TO DO>
**A)** In the passage on path-length distributions, at what wavelength is the high absorption peak?
**B)** Reproduce word for word the part of the passage on path-length distributions starting at "Figure 9 shows" and ending at "even at the low absorption peak.".

PASSAGE TO READ>
Figure 8 shows the PL distribution at 426 nm (high absorption peak) ranging from 0 to 20 mm, divided into 1 mm intervals. Without scatterers, the distribution predominantly concentrates around the cell’s diameter [Figure 8b], whereas the addition of scatterers results in a significantly broader PL distribution [Figure 8a]. Moreover, in samples with added scatterers, as C_dye and consequently µ_a increase, it is observed that the PL distribution shifts toward shorter distances. This shift is thought to occur because, in cases of high µ_a, the transmitted light becomes too weak unless the PLs are sufficiently short. This result indicates that the addition of scatterers ensures the presence of sufficiently short light paths, allowing for the accurate measurement of absorbance spectra without a flattening of peaks, even in high-absorption areas. In contrast, in samples without scatterers, the distribution is observed to be within the 0 to 1 mm range, but this predominantly includes light that has reflected off the surface of the cell, essentially resulting in zero PL. Light with zero PL does not contribute useful information about the sample’s absorption and behaves as stray light.

Figure 9 shows the PL distribution at 630 nm (low absorption peak) ranging from 0 to 20 mm, divided into 1 mm intervals. It demonstrates that, similar to the high absorption peaks, the addition of scatterers enables a broader distribution of PLs even at the low absorption peak.

Furthermore, a comparison between the PL distributions at the high absorption peak [Figure 8a] and the low absorption peak [Figure 9a] for scatterer-added samples with C_dye = 100 shows that the distribution at the high absorption peak is skewed toward shorter PLs compared to that at the low absorption peak. This indicates that the addition of scatterers tailors the PL distribution according to the level of absorption. As a result, peaks do not flatten in high-absorption areas, and sufficient absorption is achieved in low-absorption areas, enabling the accurate simultaneous measurement of both high and low absorption peaks.

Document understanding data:
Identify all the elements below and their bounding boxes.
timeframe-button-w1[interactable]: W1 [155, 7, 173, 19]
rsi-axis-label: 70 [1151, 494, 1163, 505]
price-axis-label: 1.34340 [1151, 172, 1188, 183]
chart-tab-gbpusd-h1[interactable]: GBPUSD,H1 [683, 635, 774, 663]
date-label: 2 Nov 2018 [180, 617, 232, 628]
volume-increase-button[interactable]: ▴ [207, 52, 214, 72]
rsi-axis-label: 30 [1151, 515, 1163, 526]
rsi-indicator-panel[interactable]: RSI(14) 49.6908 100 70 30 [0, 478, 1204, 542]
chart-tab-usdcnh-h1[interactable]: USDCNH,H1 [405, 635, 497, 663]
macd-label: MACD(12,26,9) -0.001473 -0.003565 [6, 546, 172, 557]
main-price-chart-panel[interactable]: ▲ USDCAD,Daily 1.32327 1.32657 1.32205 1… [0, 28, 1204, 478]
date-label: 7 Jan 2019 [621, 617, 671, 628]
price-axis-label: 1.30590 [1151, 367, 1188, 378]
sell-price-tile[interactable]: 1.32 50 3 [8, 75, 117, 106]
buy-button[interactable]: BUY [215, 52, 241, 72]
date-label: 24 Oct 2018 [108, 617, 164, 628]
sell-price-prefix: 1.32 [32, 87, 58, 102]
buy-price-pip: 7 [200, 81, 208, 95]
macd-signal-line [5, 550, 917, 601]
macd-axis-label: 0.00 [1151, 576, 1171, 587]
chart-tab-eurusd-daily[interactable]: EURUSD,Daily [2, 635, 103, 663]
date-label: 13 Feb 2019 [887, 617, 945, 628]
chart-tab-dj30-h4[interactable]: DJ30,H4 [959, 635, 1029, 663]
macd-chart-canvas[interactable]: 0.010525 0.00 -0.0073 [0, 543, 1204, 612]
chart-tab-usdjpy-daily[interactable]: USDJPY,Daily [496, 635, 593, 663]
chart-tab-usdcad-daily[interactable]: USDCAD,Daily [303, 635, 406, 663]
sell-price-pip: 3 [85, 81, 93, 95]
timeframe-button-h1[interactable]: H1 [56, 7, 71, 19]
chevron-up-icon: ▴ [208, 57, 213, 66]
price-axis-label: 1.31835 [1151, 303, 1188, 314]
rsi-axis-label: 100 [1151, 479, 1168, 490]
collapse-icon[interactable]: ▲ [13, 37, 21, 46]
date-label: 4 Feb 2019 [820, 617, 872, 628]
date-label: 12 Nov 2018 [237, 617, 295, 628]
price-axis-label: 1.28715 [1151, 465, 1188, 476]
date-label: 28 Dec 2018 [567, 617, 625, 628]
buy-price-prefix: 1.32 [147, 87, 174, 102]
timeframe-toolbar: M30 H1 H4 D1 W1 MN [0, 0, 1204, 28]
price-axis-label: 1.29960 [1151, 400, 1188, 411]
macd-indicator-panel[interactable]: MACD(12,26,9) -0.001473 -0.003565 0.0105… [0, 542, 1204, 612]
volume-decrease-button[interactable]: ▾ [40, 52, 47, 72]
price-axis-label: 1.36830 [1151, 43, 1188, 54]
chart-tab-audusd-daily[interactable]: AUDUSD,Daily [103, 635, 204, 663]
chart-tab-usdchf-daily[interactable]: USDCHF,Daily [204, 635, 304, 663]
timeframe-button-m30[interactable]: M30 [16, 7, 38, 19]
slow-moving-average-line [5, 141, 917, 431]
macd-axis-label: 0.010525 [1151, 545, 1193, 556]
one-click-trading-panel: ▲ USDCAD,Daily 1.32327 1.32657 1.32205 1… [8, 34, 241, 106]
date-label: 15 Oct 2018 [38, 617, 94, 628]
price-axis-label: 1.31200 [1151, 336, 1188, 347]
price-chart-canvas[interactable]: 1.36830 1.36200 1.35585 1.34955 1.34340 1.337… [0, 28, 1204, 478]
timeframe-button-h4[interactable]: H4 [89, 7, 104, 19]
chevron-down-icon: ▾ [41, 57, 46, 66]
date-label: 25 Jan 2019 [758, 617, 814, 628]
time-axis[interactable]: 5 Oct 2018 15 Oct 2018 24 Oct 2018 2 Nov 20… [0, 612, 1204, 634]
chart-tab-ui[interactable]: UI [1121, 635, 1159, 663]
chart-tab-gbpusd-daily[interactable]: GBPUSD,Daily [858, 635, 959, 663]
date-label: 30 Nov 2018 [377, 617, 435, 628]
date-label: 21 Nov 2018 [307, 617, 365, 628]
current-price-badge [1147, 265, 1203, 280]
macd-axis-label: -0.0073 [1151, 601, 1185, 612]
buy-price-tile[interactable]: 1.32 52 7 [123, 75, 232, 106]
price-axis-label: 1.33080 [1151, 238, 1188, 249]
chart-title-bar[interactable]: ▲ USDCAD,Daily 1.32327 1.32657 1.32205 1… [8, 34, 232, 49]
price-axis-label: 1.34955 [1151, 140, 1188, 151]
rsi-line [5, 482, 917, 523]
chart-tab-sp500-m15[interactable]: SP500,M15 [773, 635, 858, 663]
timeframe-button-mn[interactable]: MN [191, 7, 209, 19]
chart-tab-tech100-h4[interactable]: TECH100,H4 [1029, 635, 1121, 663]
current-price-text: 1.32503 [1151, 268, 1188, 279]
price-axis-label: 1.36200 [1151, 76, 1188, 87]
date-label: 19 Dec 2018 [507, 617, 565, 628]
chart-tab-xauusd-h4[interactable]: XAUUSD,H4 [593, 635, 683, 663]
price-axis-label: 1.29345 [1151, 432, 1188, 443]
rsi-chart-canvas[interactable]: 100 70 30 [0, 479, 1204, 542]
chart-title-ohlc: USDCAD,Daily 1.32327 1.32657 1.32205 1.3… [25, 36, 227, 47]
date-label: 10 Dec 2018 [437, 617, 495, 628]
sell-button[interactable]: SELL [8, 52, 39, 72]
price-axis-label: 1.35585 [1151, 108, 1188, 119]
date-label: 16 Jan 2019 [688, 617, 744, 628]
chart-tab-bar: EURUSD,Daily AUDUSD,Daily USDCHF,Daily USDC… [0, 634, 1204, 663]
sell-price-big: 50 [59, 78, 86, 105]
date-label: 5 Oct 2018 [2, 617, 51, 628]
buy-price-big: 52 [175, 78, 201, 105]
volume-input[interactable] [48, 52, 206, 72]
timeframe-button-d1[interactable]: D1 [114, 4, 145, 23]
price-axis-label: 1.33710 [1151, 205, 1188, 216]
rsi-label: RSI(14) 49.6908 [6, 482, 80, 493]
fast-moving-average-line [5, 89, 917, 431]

RESULTS BY TASK>
**A)** 426 nm

**B)**
Figure 9 shows the PL distribution at 630 nm (low absorption peak) ranging from 0 to 20 mm, divided into 1 mm intervals. It demonstrates that, similar to the high absorption peaks, the addition of scatterers enables a broader distribution of PLs even at the low absorption peak.